- _Exercise objective_
Produce an exact copy of the lines from the line containing "Read out every word on this page." through the last line of the listing below, both ends included, and nothing else.
>> begin Record list
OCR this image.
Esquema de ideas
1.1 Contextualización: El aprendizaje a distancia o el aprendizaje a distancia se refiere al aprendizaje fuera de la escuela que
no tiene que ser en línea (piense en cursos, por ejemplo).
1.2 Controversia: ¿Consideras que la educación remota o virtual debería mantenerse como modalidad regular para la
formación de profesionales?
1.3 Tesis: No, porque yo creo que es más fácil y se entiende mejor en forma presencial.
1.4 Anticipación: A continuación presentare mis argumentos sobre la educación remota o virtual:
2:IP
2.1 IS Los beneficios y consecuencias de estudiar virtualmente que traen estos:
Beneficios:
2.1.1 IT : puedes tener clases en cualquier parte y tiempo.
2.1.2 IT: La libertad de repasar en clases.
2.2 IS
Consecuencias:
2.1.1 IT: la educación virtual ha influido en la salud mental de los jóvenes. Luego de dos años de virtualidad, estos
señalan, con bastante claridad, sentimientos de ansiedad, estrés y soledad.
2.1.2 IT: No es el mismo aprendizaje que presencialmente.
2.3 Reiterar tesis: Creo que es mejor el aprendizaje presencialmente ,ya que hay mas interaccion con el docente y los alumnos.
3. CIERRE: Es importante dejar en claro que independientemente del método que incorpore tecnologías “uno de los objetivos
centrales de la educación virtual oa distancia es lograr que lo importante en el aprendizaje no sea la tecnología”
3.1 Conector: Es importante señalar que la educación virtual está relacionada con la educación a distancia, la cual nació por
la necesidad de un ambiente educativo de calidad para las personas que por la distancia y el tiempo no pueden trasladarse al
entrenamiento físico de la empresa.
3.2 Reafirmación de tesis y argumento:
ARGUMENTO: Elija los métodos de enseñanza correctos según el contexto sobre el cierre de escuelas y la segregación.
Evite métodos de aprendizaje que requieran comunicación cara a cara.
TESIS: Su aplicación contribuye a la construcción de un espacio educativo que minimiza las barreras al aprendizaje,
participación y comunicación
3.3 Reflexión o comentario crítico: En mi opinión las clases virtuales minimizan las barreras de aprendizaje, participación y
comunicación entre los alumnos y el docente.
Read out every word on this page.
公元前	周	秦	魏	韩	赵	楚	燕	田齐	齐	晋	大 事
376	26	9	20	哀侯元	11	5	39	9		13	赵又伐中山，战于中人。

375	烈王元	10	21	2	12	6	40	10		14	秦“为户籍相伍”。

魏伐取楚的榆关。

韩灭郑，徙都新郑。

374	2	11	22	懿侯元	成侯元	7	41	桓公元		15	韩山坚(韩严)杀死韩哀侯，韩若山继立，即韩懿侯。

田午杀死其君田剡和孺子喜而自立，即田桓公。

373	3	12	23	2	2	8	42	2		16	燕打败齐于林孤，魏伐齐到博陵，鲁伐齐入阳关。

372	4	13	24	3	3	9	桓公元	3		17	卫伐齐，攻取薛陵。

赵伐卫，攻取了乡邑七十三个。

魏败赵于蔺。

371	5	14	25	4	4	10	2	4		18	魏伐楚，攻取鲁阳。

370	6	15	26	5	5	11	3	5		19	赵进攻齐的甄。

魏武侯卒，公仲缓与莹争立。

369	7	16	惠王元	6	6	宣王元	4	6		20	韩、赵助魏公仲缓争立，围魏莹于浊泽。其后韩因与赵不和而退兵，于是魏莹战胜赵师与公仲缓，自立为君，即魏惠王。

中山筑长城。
>> end Record list
- _Finished task_
Read out every word on this page.
公元前	周	秦	魏	韩	赵	楚	燕	田齐	齐	晋	大 事
376	26	9	20	哀侯元	11	5	39	9		13	赵又伐中山，战于中人。

375	烈王元	10	21	2	12	6	40	10		14	秦“为户籍相伍”。

魏伐取楚的榆关。

韩灭郑，徙都新郑。

374	2	11	22	懿侯元	成侯元	7	41	桓公元		15	韩山坚(韩严)杀死韩哀侯，韩若山继立，即韩懿侯。

田午杀死其君田剡和孺子喜而自立，即田桓公。

373	3	12	23	2	2	8	42	2		16	燕打败齐于林孤，魏伐齐到博陵，鲁伐齐入阳关。

372	4	13	24	3	3	9	桓公元	3		17	卫伐齐，攻取薛陵。

赵伐卫，攻取了乡邑七十三个。

魏败赵于蔺。

371	5	14	25	4	4	10	2	4		18	魏伐楚，攻取鲁阳。

370	6	15	26	5	5	11	3	5		19	赵进攻齐的甄。

魏武侯卒，公仲缓与莹争立。

369	7	16	惠王元	6	6	宣王元	4	6		20	韩、赵助魏公仲缓争立，围魏莹于浊泽。其后韩因与赵不和而退兵，于是魏莹战胜赵师与公仲缓，自立为君，即魏惠王。

中山筑长城。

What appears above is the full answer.